A former chief executive of Gupta-linked consultancy firm Trillian Management Consulting has turned whistle-blower, alleging that the firm facilitated access to government departments and state-owned enterprises for international consultancy firms, McKinsey and Oliver Wyman, amaBhungane reported on Wednesday night.
In exchange for this access, Trillian was allegedly given large chunks of fees for consulting contracts.
The former chief executive, Bianca Goodson, reportedly resigned from Trillian after just five months, in March 2016. The firm was reportedly controlled by Gupta lieutenant Salim Essa.
Goodson reportedly made the claims in a detailed statement prepared for the mooted state capture inquiry. When the inquiry appeared not to be in the pipeline, she decided to go public, amaBhungane reported.
According to Goodson, if international consultancy firms wanted contracts from certain state entities, they would have to take on Trillian as their "supplier development" partner, effectively making the firm a gatekeeper to lucrative contracts. Trillian would then be given up to half the contract.
She reportedly claimed that Trillian did not do any work for government directly, but secured the work and passed it on. Trillian reportedly got R595-million from Eskom as McKinsey's supplier development partner. McKinsey scored R1-billion from the same contract.
Trillian and McKinsey denied the allegations.

▸ **Data extract**

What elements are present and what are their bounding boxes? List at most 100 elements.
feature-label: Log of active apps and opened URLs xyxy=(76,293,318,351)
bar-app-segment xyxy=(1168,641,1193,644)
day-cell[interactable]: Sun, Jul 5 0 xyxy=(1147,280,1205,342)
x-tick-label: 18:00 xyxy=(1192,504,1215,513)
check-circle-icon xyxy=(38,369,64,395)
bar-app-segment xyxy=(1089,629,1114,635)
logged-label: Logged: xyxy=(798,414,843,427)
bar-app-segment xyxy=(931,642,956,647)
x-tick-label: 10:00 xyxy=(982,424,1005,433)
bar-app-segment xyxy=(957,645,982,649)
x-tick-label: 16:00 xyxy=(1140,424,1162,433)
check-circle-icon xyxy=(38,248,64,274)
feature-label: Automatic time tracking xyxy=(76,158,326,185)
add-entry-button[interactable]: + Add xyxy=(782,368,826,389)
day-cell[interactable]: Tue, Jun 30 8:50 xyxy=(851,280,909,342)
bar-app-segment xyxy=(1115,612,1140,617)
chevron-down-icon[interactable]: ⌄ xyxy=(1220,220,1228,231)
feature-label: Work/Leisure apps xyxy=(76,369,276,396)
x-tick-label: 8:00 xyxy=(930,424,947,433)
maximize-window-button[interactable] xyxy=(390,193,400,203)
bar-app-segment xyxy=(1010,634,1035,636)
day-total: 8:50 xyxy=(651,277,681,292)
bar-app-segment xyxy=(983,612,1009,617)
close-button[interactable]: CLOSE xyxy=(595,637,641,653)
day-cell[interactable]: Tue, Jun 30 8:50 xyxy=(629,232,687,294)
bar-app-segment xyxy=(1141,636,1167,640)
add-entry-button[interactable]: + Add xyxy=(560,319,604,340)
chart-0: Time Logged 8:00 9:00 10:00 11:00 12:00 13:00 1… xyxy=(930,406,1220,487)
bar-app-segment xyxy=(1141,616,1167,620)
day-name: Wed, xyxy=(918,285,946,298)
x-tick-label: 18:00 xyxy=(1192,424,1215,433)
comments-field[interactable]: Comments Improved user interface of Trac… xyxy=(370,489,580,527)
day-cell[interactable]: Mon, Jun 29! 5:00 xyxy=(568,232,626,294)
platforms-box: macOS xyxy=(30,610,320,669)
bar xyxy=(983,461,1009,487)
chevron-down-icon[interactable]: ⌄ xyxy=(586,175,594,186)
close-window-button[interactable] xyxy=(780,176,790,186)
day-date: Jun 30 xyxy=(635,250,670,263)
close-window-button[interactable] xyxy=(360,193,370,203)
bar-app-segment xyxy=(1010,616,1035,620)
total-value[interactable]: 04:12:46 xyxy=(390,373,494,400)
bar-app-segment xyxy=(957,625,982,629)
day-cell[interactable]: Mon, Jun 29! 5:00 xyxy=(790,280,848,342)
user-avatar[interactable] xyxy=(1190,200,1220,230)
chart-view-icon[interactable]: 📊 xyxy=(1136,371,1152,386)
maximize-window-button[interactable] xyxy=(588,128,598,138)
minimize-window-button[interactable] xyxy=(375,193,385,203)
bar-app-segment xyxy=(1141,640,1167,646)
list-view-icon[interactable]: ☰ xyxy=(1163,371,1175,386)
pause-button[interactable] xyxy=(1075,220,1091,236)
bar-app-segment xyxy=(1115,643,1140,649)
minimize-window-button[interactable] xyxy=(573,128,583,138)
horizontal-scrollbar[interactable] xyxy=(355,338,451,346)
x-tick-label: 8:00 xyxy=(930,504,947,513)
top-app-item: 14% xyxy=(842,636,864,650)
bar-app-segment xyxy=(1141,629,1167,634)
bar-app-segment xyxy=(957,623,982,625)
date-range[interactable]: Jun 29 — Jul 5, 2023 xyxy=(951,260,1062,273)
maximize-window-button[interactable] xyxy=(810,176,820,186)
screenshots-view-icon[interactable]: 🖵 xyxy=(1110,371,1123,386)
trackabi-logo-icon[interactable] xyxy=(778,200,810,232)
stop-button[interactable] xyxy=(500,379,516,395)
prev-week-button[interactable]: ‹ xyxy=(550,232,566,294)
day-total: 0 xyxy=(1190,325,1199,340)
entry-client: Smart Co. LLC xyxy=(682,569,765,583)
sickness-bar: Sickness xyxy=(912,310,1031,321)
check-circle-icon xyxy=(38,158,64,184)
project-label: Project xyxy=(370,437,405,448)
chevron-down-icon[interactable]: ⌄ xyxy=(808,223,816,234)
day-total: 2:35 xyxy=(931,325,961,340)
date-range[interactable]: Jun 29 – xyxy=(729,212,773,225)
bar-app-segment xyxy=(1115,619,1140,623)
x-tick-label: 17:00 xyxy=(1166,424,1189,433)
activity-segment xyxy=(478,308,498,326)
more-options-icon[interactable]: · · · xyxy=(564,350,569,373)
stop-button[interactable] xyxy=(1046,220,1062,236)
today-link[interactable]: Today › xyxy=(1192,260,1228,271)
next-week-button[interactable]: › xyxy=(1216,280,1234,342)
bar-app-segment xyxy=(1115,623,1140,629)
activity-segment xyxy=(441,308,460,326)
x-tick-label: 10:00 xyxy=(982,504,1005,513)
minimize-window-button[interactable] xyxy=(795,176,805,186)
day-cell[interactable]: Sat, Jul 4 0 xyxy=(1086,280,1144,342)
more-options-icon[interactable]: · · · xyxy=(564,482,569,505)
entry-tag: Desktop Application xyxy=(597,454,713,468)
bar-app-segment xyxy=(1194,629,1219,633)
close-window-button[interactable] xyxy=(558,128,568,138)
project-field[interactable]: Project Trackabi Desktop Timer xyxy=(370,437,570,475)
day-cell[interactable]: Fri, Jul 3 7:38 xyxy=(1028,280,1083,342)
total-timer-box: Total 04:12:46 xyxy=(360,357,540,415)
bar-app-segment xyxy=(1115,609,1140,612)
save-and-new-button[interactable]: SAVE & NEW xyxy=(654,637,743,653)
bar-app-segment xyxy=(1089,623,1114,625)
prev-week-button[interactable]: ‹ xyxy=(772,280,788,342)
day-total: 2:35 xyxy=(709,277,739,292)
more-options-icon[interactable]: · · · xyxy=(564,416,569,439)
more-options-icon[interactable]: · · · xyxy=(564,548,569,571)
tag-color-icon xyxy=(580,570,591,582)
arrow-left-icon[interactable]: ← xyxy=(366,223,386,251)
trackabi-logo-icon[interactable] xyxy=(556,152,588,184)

▸ **Brief A**
In the article about Trillian, copy the passage from "A former chief" to "lieutenant Salim Essa." word for word.
▸ **Brief B**
According to the article about Trillian, how much did Trillian reportedly receive from Eskom as McKinsey's supplier development partner?
▸ **Brief C**
Extend the article about Trillian past its final sentence.

▸ **Your response A**
A former chief executive of Gupta-linked consultancy firm Trillian Management Consulting has turned whistle-blower, alleging that the firm facilitated access to government departments and state-owned enterprises for international consultancy firms, McKinsey and Oliver Wyman, amaBhungane reported on Wednesday night.
In exchange for this access, Trillian was allegedly given large chunks of fees for consulting contracts.
The former chief executive, Bianca Goodson, reportedly resigned from Trillian after just five months, in March 2016. The firm was reportedly controlled by Gupta lieutenant Salim Essa.

▸ **Your response B**
R595-million.

▸ **Your response C**
When she questioned this, Goodson reportedly said she was told: "[Trillian] is fortunate to have relationships with the people that 'open the taps' and that 'South Africa's wealth should not be only with the Ruperts and Koseffs of the world.'"
Trillian also became the gatekeeper for international consultancy firm Oliver Wyman, who sought a contract from the department of cooperative governance and traditional affairs (Cogta). The department was then headed by Des Van Rooyen, who had recently been removed as minister of finance.
Trillian reportedly arranged meetings with Transnet and Eskom officials for Oliver Wyman officials.
Oliver Wyman said no business took place with Trillian, because although it was identified as a BEE partner, an assessment of the firm revealed "governance" concerns.
The last straw for Goodson was reportedly when she was asked to sign documents opening a bank account for Trillian with the Bank of Baroda. She said she was told that this was for a subcontractor, an Indian firm, which would do work for Eskom. All payments were due to be made via the Bank of Baroda account.
She reportedly said she was told that Trillian's work was planned around Zuma's term of office -– another claim denied by Trillian.